- _What is needed_
Search the records that follow and extract every line containing the string "Vatters".

[Saved entries]
⟨

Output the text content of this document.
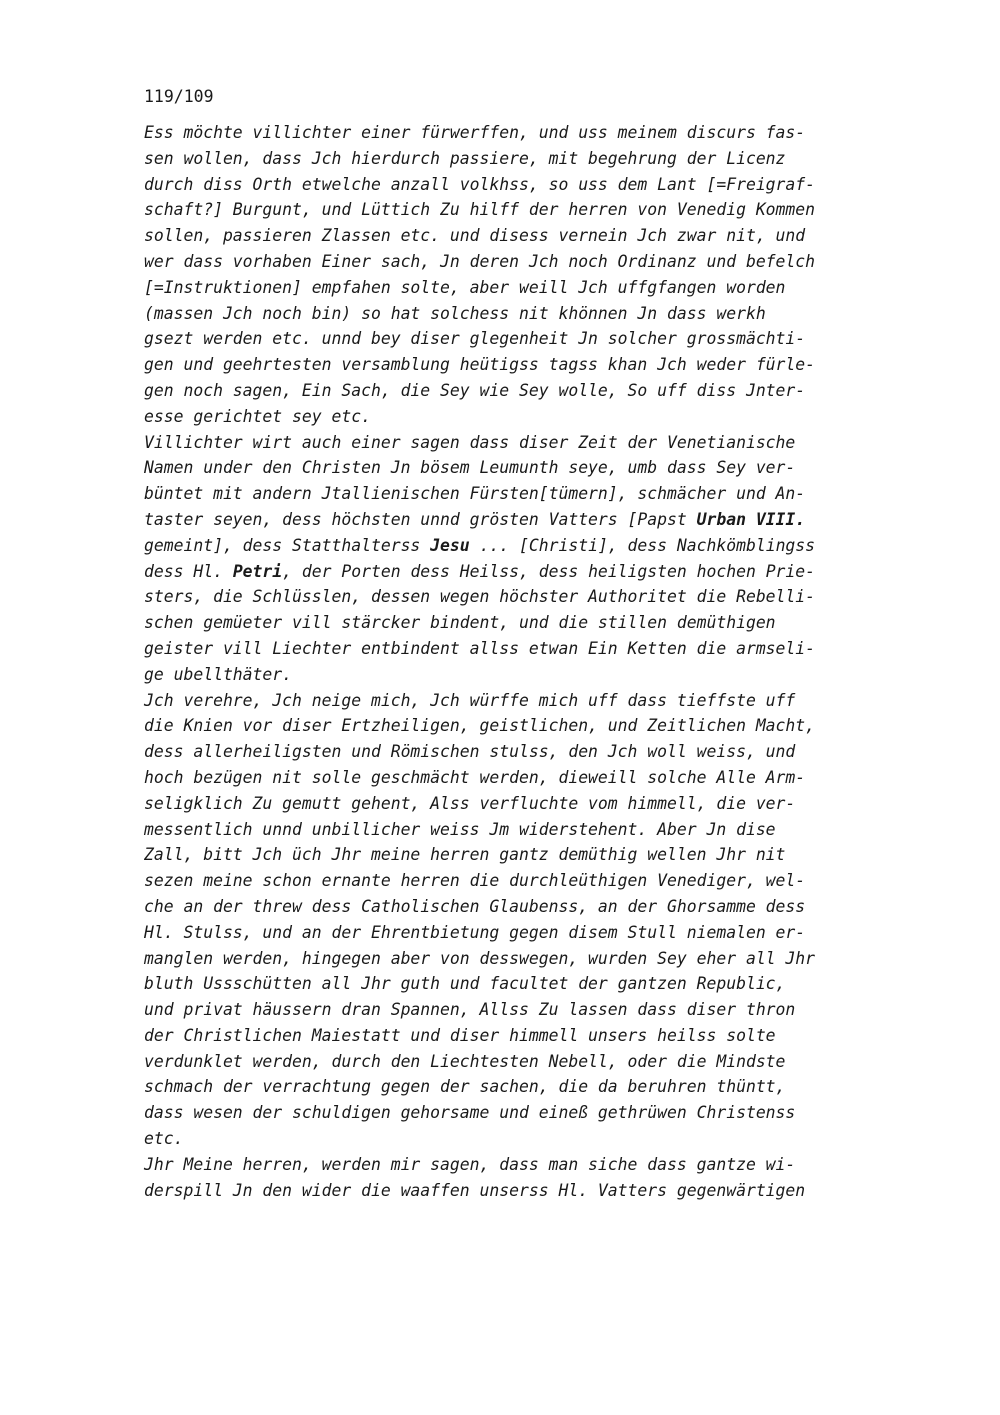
119/109
Ess möchte villichter einer fürwerffen, und uss meinem discurs fas-
sen wollen, dass Jch hierdurch passiere, mit begehrung der Licenz
durch diss Orth etwelche anzall volkhss, so uss dem Lant [=Freigraf-
schaft?] Burgunt, und Lüttich Zu hilff der herren von Venedig Kommen
sollen, passieren Zlassen etc. und disess vernein Jch zwar nit, und
wer dass vorhaben Einer sach, Jn deren Jch noch Ordinanz und befelch
[=Instruktionen] empfahen solte, aber weill Jch uffgfangen worden
(massen Jch noch bin) so hat solchess nit khönnen Jn dass werkh
gsezt werden etc. unnd bey diser glegenheit Jn solcher grossmächti-
gen und geehrtesten versamblung heütigss tagss khan Jch weder fürle-
gen noch sagen, Ein Sach, die Sey wie Sey wolle, So uff diss Jnter-
esse gerichtet sey etc.
Villichter wirt auch einer sagen dass diser Zeit der Venetianische
Namen under den Christen Jn bösem Leumunth seye, umb dass Sey ver-
büntet mit andern Jtallienischen Fürsten[tümern], schmächer und An-
taster seyen, dess höchsten unnd grösten Vatters [Papst Urban VIII.
gemeint], dess Statthalterss Jesu ... [Christi], dess Nachkömblingss
dess Hl. Petri, der Porten dess Heilss, dess heiligsten hochen Prie-
sters, die Schlüsslen, dessen wegen höchster Authoritet die Rebelli-
schen gemüeter vill stärcker bindent, und die stillen demüthigen
geister vill Liechter entbindent allss etwan Ein Ketten die armseli-
ge ubellthäter.
Jch verehre, Jch neige mich, Jch würffe mich uff dass tieffste uff
die Knien vor diser Ertzheiligen, geistlichen, und Zeitlichen Macht,
dess allerheiligsten und Römischen stulss, den Jch woll weiss, und
hoch bezügen nit solle geschmächt werden, dieweill solche Alle Arm-
seligklich Zu gemutt gehent, Alss verfluchte vom himmell, die ver-
messentlich unnd unbillicher weiss Jm widerstehent. Aber Jn dise
Zall, bitt Jch üch Jhr meine herren gantz demüthig wellen Jhr nit
sezen meine schon ernante herren die durchleüthigen Venediger, wel-
che an der threw dess Catholischen Glaubenss, an der Ghorsamme dess
Hl. Stulss, und an der Ehrentbietung gegen disem Stull niemalen er-
manglen werden, hingegen aber von desswegen, wurden Sey eher all Jhr
bluth Ussschütten all Jhr guth und facultet der gantzen Republic,
und privat häussern dran Spannen, Allss Zu lassen dass diser thron
der Christlichen Maiestatt und diser himmell unsers heilss solte
verdunklet werden, durch den Liechtesten Nebell, oder die Mindste
schmach der verrachtung gegen der sachen, die da beruhren thüntt,
dass wesen der schuldigen gehorsame und eineß gethrüwen Christenss
etc.
Jhr Meine herren, werden mir sagen, dass man siche dass gantze wi-
derspill Jn den wider die waaffen unserss Hl. Vatters gegenwärtigen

⟩

- _Exercise solution_
taster seyen, dess höchsten unnd grösten Vatters [Papst Urban VIII.
derspill Jn den wider die waaffen unserss Hl. Vatters gegenwärtigen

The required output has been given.